Gather all lines from the material that contain the word "title".

↓↓↓

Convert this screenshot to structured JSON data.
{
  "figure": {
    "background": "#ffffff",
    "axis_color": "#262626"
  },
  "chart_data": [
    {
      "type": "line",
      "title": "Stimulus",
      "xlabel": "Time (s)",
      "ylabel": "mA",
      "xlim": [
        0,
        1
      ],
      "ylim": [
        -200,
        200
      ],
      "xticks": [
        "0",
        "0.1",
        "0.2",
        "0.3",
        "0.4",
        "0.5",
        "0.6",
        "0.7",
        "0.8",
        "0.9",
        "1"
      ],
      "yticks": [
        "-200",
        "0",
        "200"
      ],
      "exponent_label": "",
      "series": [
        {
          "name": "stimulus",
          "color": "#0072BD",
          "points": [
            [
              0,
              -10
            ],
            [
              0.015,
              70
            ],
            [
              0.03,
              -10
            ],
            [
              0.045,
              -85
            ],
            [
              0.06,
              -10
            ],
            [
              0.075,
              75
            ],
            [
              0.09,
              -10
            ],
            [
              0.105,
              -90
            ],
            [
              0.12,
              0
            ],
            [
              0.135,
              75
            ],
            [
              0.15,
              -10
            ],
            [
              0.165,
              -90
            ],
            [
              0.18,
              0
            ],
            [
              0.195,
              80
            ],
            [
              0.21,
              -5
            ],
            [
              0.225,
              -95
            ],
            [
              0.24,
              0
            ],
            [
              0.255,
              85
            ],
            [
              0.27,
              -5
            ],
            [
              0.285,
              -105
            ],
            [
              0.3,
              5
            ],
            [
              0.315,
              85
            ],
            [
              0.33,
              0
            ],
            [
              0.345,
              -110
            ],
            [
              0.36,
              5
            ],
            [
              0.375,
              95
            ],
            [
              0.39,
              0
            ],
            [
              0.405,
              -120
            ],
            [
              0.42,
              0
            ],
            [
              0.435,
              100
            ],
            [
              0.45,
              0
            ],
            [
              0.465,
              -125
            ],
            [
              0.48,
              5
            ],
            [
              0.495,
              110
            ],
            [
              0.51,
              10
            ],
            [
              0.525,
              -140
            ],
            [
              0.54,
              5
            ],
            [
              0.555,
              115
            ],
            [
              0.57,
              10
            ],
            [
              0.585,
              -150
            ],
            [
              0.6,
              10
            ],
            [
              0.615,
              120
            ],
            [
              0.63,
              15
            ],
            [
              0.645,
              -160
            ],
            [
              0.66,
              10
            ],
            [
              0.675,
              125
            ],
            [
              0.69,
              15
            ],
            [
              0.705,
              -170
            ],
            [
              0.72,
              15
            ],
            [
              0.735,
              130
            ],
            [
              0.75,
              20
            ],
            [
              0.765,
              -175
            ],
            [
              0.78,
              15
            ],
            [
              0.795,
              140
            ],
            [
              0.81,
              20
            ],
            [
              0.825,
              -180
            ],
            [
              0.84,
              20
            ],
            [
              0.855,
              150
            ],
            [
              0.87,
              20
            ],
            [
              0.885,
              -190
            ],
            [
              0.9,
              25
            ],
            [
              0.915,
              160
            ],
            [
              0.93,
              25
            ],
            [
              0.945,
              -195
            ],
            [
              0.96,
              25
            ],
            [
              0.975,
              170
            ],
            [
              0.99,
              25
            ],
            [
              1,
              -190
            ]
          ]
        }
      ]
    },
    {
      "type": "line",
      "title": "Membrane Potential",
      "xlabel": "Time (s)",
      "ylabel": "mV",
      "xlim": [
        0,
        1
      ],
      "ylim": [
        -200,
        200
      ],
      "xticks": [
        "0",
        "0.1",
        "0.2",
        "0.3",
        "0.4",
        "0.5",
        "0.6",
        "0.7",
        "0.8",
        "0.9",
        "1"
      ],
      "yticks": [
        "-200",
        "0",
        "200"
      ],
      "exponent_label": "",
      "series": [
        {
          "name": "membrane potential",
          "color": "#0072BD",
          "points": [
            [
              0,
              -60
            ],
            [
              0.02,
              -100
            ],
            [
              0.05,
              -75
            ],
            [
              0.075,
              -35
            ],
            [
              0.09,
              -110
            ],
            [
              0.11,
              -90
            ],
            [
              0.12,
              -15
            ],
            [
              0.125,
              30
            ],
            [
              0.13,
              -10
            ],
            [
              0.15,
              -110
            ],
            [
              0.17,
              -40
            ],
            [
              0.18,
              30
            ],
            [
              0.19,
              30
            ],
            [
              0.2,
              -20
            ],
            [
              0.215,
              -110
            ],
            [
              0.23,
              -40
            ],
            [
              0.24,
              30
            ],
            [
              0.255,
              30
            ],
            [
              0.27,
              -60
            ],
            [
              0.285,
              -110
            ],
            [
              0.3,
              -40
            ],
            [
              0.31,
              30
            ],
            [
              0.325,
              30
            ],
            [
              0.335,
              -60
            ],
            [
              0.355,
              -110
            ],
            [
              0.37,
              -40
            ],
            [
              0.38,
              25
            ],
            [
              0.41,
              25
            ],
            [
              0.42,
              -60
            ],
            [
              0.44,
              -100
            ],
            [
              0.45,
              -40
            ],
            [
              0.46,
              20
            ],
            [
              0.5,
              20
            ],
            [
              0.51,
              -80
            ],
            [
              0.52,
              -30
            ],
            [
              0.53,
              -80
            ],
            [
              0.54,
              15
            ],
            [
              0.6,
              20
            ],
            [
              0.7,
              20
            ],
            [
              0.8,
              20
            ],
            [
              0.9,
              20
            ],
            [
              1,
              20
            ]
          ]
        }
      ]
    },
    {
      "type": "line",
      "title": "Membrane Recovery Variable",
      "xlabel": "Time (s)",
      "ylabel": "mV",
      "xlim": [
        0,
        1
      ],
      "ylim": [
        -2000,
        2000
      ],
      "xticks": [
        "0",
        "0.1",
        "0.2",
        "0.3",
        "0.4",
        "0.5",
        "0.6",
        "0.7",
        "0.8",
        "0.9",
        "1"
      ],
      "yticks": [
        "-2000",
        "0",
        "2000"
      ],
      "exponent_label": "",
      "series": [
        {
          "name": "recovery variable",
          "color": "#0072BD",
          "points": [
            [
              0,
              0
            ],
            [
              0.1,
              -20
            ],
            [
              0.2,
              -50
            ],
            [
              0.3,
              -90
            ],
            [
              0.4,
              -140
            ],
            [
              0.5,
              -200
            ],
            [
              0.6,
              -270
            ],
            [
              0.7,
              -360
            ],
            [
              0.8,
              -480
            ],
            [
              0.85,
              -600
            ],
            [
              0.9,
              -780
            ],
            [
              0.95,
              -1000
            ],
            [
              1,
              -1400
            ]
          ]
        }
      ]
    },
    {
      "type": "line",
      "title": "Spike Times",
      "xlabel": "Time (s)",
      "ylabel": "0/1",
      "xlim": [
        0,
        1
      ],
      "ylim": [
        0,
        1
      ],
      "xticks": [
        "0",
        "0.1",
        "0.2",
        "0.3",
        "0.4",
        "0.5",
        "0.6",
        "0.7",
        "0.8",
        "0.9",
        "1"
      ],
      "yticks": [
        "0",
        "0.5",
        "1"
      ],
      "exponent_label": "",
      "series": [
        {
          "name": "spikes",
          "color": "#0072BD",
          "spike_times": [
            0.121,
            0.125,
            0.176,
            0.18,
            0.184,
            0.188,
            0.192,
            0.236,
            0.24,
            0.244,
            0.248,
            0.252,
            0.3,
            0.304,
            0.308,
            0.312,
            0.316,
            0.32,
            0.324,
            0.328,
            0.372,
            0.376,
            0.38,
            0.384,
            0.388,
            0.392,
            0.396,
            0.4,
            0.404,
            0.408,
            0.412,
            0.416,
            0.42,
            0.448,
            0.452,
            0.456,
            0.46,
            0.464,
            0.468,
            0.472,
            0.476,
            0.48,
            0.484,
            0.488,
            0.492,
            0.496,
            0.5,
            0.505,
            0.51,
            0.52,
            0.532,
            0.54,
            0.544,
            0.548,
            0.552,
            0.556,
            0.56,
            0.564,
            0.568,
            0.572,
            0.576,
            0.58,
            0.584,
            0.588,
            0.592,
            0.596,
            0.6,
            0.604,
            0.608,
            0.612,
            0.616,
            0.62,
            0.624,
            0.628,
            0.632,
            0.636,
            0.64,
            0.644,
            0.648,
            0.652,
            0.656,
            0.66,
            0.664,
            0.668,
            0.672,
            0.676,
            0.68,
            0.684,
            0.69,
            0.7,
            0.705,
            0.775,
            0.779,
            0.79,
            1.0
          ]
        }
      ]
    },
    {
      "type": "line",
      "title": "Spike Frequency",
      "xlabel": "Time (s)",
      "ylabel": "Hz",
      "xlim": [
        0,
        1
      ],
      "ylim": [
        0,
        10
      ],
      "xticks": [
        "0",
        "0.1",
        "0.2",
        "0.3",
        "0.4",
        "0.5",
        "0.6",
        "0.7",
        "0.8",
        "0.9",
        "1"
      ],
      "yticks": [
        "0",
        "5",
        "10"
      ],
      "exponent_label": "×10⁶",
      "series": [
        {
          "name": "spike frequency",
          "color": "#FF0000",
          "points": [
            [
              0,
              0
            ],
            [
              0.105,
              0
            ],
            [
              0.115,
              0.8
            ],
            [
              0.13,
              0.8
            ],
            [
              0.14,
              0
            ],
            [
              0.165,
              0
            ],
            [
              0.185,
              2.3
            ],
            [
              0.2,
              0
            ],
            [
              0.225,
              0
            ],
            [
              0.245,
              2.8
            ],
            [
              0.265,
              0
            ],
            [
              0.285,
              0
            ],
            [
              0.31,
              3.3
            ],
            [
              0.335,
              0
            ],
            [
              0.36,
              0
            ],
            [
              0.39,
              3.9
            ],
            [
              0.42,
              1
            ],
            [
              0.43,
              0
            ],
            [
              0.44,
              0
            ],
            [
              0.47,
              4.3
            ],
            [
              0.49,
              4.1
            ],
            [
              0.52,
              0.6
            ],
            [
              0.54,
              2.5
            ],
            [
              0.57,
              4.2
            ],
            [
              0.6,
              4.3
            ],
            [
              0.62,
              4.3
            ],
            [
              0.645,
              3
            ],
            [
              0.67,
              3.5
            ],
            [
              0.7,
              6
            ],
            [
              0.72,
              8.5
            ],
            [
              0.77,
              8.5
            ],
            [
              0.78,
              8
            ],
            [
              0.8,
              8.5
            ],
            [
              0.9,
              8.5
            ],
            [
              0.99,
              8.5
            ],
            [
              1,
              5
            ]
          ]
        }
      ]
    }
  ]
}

↑↑↑

## Task response
      "title": "Stimulus",
      "title": "Membrane Potential",
      "title": "Membrane Recovery Variable",
      "title": "Spike Times",
      "title": "Spike Frequency",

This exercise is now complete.